(Stored data)
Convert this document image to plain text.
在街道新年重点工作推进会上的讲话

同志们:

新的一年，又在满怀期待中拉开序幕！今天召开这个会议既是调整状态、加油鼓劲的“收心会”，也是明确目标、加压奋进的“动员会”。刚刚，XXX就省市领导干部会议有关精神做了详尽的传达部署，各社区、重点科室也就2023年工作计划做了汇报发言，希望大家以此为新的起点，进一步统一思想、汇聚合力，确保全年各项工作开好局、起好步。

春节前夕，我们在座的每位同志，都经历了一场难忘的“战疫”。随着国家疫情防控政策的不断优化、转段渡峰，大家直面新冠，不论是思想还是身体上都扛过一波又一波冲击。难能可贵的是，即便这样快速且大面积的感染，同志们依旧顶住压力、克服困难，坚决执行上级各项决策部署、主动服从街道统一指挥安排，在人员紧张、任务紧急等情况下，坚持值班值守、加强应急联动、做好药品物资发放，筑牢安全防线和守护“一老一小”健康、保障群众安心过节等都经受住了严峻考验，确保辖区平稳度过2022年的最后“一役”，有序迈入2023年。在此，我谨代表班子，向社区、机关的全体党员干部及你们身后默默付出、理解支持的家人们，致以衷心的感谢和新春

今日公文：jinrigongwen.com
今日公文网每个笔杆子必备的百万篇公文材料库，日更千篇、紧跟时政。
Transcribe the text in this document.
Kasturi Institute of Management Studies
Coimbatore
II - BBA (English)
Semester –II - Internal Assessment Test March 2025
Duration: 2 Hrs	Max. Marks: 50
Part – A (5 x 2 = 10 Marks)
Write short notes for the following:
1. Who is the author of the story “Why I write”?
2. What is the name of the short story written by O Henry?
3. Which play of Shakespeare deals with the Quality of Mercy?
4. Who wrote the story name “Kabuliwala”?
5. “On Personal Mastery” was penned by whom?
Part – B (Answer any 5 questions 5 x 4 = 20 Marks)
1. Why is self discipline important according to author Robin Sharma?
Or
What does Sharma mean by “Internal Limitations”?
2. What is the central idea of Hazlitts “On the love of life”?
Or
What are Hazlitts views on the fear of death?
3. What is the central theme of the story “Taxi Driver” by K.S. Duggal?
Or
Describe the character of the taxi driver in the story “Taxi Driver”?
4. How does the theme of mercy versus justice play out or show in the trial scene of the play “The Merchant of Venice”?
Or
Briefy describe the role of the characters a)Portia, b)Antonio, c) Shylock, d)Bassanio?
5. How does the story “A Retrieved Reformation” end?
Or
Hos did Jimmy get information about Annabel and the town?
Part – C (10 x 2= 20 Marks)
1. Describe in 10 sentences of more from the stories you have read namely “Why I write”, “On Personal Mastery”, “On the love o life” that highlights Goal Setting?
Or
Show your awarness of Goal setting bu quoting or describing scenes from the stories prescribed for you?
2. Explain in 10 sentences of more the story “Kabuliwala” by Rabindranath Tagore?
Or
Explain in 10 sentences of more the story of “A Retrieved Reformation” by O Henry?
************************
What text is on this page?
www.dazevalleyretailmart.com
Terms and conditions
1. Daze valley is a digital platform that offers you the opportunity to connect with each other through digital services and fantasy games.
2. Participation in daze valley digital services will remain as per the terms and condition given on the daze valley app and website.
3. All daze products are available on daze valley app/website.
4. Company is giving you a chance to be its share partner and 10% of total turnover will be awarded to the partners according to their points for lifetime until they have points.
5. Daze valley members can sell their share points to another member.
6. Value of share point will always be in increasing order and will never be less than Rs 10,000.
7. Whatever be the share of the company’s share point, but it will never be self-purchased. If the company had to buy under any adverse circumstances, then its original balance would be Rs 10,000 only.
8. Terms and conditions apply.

WHAT IS REQUIRED.
Copy the data above in full, character for character.

ANSWER TO THE EXERCISE.
Convert this document image to plain text.
在街道新年重点工作推进会上的讲话

同志们:

新的一年，又在满怀期待中拉开序幕！今天召开这个会议既是调整状态、加油鼓劲的“收心会”，也是明确目标、加压奋进的“动员会”。刚刚，XXX就省市领导干部会议有关精神做了详尽的传达部署，各社区、重点科室也就2023年工作计划做了汇报发言，希望大家以此为新的起点，进一步统一思想、汇聚合力，确保全年各项工作开好局、起好步。

春节前夕，我们在座的每位同志，都经历了一场难忘的“战疫”。随着国家疫情防控政策的不断优化、转段渡峰，大家直面新冠，不论是思想还是身体上都扛过一波又一波冲击。难能可贵的是，即便这样快速且大面积的感染，同志们依旧顶住压力、克服困难，坚决执行上级各项决策部署、主动服从街道统一指挥安排，在人员紧张、任务紧急等情况下，坚持值班值守、加强应急联动、做好药品物资发放，筑牢安全防线和守护“一老一小”健康、保障群众安心过节等都经受住了严峻考验，确保辖区平稳度过2022年的最后“一役”，有序迈入2023年。在此，我谨代表班子，向社区、机关的全体党员干部及你们身后默默付出、理解支持的家人们，致以衷心的感谢和新春

今日公文：jinrigongwen.com
今日公文网每个笔杆子必备的百万篇公文材料库，日更千篇、紧跟时政。
Transcribe the text in this document.
Kasturi Institute of Management Studies
Coimbatore
II - BBA (English)
Semester –II - Internal Assessment Test March 2025
Duration: 2 Hrs	Max. Marks: 50
Part – A (5 x 2 = 10 Marks)
Write short notes for the following:
1. Who is the author of the story “Why I write”?
2. What is the name of the short story written by O Henry?
3. Which play of Shakespeare deals with the Quality of Mercy?
4. Who wrote the story name “Kabuliwala”?
5. “On Personal Mastery” was penned by whom?
Part – B (Answer any 5 questions 5 x 4 = 20 Marks)
1. Why is self discipline important according to author Robin Sharma?
Or
What does Sharma mean by “Internal Limitations”?
2. What is the central idea of Hazlitts “On the love of life”?
Or
What are Hazlitts views on the fear of death?
3. What is the central theme of the story “Taxi Driver” by K.S. Duggal?
Or
Describe the character of the taxi driver in the story “Taxi Driver”?
4. How does the theme of mercy versus justice play out or show in the trial scene of the play “The Merchant of Venice”?
Or
Briefy describe the role of the characters a)Portia, b)Antonio, c) Shylock, d)Bassanio?
5. How does the story “A Retrieved Reformation” end?
Or
Hos did Jimmy get information about Annabel and the town?
Part – C (10 x 2= 20 Marks)
1. Describe in 10 sentences of more from the stories you have read namely “Why I write”, “On Personal Mastery”, “On the love o life” that highlights Goal Setting?
Or
Show your awarness of Goal setting bu quoting or describing scenes from the stories prescribed for you?
2. Explain in 10 sentences of more the story “Kabuliwala” by Rabindranath Tagore?
Or
Explain in 10 sentences of more the story of “A Retrieved Reformation” by O Henry?
************************
What text is on this page?
www.dazevalleyretailmart.com
Terms and conditions
1. Daze valley is a digital platform that offers you the opportunity to connect with each other through digital services and fantasy games.
2. Participation in daze valley digital services will remain as per the terms and condition given on the daze valley app and website.
3. All daze products are available on daze valley app/website.
4. Company is giving you a chance to be its share partner and 10% of total turnover will be awarded to the partners according to their points for lifetime until they have points.
5. Daze valley members can sell their share points to another member.
6. Value of share point will always be in increasing order and will never be less than Rs 10,000.
7. Whatever be the share of the company’s share point, but it will never be self-purchased. If the company had to buy under any adverse circumstances, then its original balance would be Rs 10,000 only.
8. Terms and conditions apply.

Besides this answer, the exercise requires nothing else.